EXERCISE. Identify each line below containing the string "Kirschen" and copy it.

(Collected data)
---

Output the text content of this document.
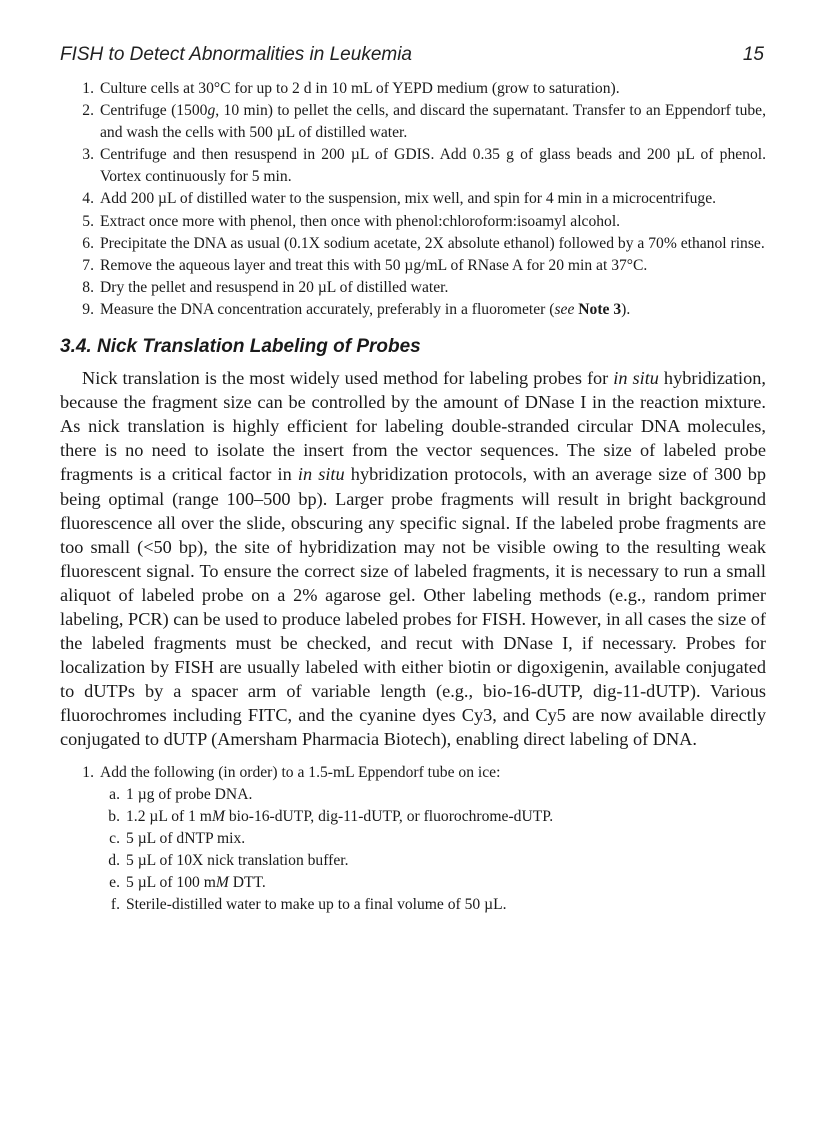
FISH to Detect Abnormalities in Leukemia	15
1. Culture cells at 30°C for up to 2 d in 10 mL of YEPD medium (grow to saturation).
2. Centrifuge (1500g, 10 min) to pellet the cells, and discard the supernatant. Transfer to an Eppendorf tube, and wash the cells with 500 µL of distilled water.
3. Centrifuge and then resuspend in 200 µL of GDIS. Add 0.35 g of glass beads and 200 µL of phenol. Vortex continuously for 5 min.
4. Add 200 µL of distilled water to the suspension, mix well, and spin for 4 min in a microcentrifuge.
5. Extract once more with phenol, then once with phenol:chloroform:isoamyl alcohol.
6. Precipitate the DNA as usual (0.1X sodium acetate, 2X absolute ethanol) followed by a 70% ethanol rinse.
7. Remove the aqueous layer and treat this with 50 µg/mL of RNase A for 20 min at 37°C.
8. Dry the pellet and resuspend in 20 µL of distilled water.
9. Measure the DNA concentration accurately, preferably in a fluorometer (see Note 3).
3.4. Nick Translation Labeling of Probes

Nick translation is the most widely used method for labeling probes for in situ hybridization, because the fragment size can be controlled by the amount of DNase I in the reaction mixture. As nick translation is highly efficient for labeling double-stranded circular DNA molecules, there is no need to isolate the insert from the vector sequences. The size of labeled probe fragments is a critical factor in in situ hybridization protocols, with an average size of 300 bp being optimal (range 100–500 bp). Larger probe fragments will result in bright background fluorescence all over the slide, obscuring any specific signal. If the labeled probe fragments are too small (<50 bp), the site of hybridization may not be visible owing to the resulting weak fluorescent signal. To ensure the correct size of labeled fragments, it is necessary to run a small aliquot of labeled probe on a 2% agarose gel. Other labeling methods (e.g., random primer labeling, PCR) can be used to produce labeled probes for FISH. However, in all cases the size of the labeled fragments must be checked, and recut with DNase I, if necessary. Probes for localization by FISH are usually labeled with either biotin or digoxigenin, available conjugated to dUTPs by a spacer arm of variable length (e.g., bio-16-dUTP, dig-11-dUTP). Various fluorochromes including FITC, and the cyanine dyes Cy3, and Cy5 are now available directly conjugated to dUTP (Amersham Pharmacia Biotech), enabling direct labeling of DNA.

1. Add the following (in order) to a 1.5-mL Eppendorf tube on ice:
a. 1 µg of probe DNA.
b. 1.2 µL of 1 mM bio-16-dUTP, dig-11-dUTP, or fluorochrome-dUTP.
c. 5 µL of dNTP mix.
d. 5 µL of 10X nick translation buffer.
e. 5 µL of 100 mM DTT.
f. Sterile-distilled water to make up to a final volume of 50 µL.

---

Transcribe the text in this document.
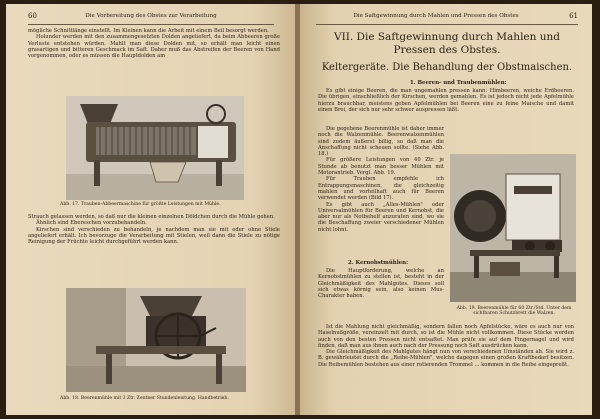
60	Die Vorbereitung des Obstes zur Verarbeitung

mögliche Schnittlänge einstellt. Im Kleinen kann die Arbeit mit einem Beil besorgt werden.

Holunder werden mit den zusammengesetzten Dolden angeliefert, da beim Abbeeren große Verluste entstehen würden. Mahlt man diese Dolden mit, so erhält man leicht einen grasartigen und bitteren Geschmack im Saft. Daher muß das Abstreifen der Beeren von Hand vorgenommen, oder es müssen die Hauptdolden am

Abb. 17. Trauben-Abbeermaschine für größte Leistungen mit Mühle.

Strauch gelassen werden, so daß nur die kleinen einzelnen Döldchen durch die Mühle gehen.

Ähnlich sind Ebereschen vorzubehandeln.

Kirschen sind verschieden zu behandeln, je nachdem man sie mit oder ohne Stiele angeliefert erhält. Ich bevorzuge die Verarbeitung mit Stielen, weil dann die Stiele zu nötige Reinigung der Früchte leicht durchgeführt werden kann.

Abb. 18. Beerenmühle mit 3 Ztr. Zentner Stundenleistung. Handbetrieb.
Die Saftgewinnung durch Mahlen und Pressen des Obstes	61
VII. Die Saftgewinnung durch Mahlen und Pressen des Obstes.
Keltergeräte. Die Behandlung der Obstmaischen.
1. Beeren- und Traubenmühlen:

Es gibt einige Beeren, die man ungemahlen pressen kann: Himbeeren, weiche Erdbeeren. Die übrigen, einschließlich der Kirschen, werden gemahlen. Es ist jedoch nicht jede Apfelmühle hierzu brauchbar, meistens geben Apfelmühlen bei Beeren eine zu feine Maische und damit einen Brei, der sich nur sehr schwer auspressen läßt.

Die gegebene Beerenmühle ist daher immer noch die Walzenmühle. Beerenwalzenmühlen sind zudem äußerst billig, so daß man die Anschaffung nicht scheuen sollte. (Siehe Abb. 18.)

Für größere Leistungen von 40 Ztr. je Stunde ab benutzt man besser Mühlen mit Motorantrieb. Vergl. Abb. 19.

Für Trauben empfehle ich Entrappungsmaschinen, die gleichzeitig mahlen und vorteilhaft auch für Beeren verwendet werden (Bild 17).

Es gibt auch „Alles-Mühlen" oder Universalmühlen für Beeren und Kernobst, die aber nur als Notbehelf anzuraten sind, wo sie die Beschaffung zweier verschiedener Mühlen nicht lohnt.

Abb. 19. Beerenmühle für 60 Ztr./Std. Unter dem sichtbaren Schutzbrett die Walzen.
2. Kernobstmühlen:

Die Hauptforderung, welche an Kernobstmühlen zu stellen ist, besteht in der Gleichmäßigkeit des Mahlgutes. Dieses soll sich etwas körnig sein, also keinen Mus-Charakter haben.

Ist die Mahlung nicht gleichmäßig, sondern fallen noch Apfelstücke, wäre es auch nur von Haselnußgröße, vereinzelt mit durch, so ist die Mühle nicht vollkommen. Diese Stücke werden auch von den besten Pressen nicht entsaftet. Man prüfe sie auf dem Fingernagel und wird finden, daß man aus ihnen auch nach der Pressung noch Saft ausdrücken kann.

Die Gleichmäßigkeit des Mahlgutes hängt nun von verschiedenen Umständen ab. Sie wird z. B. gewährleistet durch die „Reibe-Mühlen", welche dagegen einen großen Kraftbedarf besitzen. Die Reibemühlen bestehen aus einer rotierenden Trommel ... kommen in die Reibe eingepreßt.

---

RESPONSE AREA.
Kirschen sind verschieden zu behandeln, je nachdem man sie mit oder ohne Stiele angeliefert erhält. Ich bevorzuge die Verarbeitung mit Stielen, weil dann die Stiele zu nötige Reinigung der Früchte leicht durchgeführt werden kann.
Es gibt einige Beeren, die man ungemahlen pressen kann: Himbeeren, weiche Erdbeeren. Die übrigen, einschließlich der Kirschen, werden gemahlen. Es ist jedoch nicht jede Apfelmühle hierzu brauchbar, meistens geben Apfelmühlen bei Beeren eine zu feine Maische und damit einen Brei, der sich nur sehr schwer auspressen läßt.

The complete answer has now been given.